══ Provided entries ══
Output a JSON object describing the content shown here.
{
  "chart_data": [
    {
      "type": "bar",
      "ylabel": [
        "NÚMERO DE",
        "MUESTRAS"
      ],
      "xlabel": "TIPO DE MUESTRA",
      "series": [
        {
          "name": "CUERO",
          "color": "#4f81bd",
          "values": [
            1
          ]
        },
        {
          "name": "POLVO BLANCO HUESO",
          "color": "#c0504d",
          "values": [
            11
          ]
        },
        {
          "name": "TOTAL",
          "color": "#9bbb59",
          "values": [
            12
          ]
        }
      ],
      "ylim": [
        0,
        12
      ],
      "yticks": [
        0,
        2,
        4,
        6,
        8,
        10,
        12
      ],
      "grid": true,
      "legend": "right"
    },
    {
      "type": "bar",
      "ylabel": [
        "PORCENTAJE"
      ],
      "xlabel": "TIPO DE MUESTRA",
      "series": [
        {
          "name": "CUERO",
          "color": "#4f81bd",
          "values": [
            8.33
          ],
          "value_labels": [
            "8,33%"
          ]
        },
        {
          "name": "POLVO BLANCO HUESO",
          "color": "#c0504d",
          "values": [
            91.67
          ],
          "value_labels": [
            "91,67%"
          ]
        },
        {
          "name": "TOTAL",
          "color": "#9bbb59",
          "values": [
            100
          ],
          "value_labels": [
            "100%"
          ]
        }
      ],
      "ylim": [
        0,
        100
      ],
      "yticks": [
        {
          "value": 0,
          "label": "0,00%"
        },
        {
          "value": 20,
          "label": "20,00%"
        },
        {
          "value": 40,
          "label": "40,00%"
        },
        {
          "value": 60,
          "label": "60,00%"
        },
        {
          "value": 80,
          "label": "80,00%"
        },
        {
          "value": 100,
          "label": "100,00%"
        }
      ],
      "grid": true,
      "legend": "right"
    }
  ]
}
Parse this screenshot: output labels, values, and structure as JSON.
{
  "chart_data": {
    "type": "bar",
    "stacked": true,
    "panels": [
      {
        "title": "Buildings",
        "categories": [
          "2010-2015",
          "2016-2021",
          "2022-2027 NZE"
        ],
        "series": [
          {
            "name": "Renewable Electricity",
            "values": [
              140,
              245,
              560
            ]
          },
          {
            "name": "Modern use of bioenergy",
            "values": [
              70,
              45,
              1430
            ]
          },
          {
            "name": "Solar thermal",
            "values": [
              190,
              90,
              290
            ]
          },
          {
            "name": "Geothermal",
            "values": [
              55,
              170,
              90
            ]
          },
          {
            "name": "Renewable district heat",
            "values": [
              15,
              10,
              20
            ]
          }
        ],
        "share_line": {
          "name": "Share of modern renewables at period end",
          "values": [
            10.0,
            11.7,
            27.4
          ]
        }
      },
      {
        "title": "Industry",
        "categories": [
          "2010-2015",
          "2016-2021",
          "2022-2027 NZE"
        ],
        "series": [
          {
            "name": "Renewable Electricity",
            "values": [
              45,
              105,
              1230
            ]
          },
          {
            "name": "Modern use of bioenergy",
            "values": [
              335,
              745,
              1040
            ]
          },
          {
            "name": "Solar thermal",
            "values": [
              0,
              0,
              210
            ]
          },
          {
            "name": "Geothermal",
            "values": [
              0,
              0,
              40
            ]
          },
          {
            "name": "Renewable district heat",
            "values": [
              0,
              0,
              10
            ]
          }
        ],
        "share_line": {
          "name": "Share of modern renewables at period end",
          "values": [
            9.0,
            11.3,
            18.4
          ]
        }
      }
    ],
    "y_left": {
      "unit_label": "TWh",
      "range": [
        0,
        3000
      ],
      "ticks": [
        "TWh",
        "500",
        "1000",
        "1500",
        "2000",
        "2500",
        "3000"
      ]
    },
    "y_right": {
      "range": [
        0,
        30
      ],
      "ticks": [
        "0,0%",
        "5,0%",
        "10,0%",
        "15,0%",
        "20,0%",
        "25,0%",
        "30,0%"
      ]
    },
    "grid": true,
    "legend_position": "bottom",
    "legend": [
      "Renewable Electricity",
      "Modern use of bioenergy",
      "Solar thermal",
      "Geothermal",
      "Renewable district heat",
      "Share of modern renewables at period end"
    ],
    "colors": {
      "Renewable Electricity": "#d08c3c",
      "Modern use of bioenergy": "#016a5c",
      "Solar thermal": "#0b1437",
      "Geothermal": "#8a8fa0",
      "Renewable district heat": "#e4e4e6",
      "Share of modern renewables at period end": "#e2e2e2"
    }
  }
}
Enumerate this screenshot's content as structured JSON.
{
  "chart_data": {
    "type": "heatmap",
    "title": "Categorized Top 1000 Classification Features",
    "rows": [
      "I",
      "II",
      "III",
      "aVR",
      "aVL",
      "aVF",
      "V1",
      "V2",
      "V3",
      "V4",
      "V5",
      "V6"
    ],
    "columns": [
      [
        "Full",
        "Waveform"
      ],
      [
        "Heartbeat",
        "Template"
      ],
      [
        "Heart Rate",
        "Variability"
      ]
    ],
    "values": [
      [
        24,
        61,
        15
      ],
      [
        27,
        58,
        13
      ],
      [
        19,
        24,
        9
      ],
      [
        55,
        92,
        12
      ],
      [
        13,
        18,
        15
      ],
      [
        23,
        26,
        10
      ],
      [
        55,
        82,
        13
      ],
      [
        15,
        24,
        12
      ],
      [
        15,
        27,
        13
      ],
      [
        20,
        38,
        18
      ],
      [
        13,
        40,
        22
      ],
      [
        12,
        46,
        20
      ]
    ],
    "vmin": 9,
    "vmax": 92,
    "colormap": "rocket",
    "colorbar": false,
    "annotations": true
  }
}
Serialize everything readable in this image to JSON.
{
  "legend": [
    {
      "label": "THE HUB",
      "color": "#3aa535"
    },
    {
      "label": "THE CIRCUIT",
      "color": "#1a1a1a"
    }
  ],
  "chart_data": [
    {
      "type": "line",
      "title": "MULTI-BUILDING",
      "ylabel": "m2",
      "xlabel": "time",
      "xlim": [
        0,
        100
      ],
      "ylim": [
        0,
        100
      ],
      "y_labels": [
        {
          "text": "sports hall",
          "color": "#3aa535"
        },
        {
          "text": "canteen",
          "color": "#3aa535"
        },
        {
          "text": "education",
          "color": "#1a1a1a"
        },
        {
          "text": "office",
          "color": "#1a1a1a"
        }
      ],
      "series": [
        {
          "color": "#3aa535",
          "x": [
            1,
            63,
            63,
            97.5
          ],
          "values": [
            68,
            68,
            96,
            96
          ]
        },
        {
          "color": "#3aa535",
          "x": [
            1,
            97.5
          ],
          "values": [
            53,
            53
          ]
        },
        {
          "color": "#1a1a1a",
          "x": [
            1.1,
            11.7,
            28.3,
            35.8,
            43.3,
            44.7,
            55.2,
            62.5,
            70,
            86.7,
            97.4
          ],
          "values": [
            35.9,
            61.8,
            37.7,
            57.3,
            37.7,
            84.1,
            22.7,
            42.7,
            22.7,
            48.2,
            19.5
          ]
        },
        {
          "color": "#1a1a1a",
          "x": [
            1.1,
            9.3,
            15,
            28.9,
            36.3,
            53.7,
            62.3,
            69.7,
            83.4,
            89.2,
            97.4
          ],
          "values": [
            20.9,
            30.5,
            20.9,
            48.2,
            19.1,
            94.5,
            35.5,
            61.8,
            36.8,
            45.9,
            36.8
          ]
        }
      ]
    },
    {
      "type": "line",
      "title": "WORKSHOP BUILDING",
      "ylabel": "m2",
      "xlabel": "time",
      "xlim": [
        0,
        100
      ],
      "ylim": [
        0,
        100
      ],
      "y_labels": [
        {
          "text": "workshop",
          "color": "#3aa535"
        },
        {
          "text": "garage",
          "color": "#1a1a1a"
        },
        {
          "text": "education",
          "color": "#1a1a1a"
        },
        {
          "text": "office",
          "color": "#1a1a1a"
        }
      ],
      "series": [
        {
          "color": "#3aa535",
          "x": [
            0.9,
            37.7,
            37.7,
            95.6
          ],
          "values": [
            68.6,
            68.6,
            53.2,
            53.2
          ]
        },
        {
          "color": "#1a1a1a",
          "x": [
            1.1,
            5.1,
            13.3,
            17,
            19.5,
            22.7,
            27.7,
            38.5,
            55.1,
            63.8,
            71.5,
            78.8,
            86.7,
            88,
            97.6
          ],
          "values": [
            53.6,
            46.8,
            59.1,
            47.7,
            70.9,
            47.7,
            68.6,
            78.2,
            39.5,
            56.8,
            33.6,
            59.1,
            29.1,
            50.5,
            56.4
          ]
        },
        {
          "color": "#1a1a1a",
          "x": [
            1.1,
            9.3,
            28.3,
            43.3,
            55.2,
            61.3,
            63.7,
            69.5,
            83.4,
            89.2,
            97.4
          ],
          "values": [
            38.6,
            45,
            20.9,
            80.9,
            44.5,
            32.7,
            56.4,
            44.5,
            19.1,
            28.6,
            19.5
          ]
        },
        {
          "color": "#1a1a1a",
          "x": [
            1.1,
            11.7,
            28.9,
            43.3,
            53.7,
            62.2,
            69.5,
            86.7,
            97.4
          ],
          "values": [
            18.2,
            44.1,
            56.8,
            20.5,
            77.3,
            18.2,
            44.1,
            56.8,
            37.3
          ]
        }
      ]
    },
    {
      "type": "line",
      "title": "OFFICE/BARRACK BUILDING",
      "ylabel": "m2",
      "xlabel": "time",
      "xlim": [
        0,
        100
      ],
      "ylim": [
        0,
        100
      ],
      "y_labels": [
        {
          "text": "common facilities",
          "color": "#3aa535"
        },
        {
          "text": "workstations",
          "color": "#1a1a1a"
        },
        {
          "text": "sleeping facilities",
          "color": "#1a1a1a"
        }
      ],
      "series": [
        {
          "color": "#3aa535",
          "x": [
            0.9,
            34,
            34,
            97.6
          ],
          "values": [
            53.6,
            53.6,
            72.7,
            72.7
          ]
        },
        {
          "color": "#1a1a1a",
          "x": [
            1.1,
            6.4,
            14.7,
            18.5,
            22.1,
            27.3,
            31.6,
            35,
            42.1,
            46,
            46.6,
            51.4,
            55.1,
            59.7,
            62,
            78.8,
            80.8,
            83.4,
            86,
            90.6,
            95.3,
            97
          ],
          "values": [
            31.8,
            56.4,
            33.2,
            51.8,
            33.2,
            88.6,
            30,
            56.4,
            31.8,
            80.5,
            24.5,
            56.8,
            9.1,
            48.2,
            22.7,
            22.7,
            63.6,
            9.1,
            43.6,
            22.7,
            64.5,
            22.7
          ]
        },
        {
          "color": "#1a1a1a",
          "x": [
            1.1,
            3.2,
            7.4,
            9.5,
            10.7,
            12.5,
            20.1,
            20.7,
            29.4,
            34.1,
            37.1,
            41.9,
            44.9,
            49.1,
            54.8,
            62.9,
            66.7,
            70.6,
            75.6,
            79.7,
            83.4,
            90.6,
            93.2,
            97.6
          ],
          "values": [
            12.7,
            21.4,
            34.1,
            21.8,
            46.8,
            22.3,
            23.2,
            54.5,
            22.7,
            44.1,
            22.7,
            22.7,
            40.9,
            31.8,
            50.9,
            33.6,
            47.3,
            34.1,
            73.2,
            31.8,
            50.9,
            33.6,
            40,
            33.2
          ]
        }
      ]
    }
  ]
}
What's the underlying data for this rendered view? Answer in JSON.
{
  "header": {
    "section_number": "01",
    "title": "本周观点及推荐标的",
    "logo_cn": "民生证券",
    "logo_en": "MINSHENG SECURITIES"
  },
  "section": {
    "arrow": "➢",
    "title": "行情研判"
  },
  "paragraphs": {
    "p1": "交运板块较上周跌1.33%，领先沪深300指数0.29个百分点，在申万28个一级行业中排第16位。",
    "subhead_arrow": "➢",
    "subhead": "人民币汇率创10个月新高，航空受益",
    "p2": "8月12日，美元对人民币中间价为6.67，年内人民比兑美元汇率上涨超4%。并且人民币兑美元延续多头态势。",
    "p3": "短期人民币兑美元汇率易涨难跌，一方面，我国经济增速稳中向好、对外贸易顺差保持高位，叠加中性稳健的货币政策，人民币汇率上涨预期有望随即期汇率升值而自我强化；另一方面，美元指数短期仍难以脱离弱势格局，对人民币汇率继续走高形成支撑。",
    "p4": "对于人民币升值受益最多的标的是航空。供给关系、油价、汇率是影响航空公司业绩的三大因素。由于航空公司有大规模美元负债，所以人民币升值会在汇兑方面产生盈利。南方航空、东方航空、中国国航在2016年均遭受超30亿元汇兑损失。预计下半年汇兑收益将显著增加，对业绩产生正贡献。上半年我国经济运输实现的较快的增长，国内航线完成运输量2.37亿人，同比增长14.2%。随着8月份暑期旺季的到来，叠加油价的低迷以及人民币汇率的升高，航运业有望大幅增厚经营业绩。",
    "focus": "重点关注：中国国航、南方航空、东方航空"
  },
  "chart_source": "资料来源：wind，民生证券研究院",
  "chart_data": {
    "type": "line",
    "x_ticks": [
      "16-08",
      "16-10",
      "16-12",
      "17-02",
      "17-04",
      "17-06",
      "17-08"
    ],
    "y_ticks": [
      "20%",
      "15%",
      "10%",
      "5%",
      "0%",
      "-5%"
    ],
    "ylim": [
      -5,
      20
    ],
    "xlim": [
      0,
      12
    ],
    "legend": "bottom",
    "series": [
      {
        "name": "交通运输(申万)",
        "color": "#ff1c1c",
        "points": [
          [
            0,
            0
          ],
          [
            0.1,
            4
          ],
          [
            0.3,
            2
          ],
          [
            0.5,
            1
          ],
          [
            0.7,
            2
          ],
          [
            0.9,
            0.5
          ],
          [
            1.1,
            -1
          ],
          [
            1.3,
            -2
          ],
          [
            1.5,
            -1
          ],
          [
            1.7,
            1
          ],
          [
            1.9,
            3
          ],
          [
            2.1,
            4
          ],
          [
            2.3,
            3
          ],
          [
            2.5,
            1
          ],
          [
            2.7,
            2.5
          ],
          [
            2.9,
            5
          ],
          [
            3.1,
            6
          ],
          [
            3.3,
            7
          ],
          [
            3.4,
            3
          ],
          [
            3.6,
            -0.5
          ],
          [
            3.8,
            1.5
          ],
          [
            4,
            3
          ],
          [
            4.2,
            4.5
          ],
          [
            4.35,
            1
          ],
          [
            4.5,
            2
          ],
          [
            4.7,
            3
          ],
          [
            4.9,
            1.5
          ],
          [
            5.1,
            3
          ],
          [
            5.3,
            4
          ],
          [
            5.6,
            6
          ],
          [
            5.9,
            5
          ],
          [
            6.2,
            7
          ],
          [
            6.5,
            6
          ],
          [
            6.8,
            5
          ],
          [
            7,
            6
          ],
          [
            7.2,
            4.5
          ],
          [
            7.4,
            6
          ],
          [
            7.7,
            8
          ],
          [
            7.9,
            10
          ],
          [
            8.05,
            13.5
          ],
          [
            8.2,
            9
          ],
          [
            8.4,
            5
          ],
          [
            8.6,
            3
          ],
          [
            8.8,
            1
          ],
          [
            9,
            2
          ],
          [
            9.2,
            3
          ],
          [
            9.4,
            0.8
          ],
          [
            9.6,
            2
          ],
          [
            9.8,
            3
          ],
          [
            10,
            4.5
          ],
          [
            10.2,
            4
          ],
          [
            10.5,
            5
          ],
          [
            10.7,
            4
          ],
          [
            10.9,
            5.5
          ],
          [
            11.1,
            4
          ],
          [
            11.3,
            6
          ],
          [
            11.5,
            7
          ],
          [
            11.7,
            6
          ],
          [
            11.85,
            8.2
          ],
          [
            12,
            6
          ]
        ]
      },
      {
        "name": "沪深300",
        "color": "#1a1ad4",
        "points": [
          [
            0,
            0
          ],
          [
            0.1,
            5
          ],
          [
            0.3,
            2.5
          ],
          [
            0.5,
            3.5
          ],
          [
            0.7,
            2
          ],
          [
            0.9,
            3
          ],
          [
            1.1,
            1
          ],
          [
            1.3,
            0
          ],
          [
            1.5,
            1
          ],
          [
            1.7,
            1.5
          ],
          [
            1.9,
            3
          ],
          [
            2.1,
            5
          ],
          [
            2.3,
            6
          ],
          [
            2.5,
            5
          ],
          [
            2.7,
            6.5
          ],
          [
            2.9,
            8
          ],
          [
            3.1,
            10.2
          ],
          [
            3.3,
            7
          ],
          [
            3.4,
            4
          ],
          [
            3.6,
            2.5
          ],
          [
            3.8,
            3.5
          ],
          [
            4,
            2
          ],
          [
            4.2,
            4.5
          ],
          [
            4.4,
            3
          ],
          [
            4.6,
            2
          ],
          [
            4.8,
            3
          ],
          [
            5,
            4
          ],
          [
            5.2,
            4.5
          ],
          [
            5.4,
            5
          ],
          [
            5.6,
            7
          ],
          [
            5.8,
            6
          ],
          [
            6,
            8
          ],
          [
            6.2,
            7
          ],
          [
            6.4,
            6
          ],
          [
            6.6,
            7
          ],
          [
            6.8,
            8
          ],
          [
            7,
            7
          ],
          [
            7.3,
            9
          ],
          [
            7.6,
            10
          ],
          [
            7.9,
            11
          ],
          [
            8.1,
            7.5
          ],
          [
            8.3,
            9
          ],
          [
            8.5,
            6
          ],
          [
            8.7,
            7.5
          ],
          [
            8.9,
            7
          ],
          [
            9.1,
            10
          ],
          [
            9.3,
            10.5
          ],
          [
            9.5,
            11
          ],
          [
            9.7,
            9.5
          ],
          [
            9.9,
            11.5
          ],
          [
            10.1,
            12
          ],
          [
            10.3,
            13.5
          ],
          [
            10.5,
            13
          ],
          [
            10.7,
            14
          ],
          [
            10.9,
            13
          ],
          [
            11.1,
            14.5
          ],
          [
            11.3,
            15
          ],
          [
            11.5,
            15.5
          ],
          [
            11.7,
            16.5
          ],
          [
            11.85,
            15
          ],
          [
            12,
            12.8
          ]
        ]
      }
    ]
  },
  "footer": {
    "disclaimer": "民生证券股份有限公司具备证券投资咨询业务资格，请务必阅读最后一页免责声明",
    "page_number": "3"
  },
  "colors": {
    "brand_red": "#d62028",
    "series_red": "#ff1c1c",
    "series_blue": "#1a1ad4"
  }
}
═══
• **What is expected**
In the records above, find the lines containing "facilities" and copy them.

• **Response to this task**
          "text": "common facilities",
          "text": "sleeping facilities",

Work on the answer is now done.